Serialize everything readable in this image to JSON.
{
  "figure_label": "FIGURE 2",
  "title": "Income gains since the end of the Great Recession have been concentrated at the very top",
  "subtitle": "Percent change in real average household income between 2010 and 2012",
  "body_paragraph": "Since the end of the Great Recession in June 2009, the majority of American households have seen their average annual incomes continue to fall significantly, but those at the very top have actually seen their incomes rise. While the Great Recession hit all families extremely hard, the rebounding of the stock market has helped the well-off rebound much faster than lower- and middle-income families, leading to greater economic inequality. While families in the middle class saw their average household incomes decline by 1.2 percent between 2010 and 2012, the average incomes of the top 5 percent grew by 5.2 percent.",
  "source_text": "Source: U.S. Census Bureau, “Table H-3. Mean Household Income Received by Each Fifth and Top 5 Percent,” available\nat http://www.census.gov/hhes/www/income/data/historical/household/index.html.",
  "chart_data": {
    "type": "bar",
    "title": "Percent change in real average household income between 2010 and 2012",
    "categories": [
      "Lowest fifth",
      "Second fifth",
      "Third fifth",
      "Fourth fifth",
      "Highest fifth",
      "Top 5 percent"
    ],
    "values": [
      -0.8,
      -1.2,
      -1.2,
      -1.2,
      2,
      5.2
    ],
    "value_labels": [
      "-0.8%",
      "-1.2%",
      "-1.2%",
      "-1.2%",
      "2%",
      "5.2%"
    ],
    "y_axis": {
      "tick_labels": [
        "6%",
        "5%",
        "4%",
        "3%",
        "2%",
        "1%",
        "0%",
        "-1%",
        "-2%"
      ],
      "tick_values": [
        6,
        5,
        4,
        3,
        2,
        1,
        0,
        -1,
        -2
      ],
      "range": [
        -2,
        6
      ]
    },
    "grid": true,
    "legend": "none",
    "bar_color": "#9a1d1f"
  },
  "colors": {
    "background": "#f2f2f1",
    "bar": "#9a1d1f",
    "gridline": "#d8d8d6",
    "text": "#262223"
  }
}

◆ **DESCRIPTION OF THE TASK**: Restate the whole listing exactly.

◆ **FULL SOLUTION**:
Serialize everything readable in this image to JSON.
{
  "figure_label": "FIGURE 2",
  "title": "Income gains since the end of the Great Recession have been concentrated at the very top",
  "subtitle": "Percent change in real average household income between 2010 and 2012",
  "body_paragraph": "Since the end of the Great Recession in June 2009, the majority of American households have seen their average annual incomes continue to fall significantly, but those at the very top have actually seen their incomes rise. While the Great Recession hit all families extremely hard, the rebounding of the stock market has helped the well-off rebound much faster than lower- and middle-income families, leading to greater economic inequality. While families in the middle class saw their average household incomes decline by 1.2 percent between 2010 and 2012, the average incomes of the top 5 percent grew by 5.2 percent.",
  "source_text": "Source: U.S. Census Bureau, “Table H-3. Mean Household Income Received by Each Fifth and Top 5 Percent,” available\nat http://www.census.gov/hhes/www/income/data/historical/household/index.html.",
  "chart_data": {
    "type": "bar",
    "title": "Percent change in real average household income between 2010 and 2012",
    "categories": [
      "Lowest fifth",
      "Second fifth",
      "Third fifth",
      "Fourth fifth",
      "Highest fifth",
      "Top 5 percent"
    ],
    "values": [
      -0.8,
      -1.2,
      -1.2,
      -1.2,
      2,
      5.2
    ],
    "value_labels": [
      "-0.8%",
      "-1.2%",
      "-1.2%",
      "-1.2%",
      "2%",
      "5.2%"
    ],
    "y_axis": {
      "tick_labels": [
        "6%",
        "5%",
        "4%",
        "3%",
        "2%",
        "1%",
        "0%",
        "-1%",
        "-2%"
      ],
      "tick_values": [
        6,
        5,
        4,
        3,
        2,
        1,
        0,
        -1,
        -2
      ],
      "range": [
        -2,
        6
      ]
    },
    "grid": true,
    "legend": "none",
    "bar_color": "#9a1d1f"
  },
  "colors": {
    "background": "#f2f2f1",
    "bar": "#9a1d1f",
    "gridline": "#d8d8d6",
    "text": "#262223"
  }
}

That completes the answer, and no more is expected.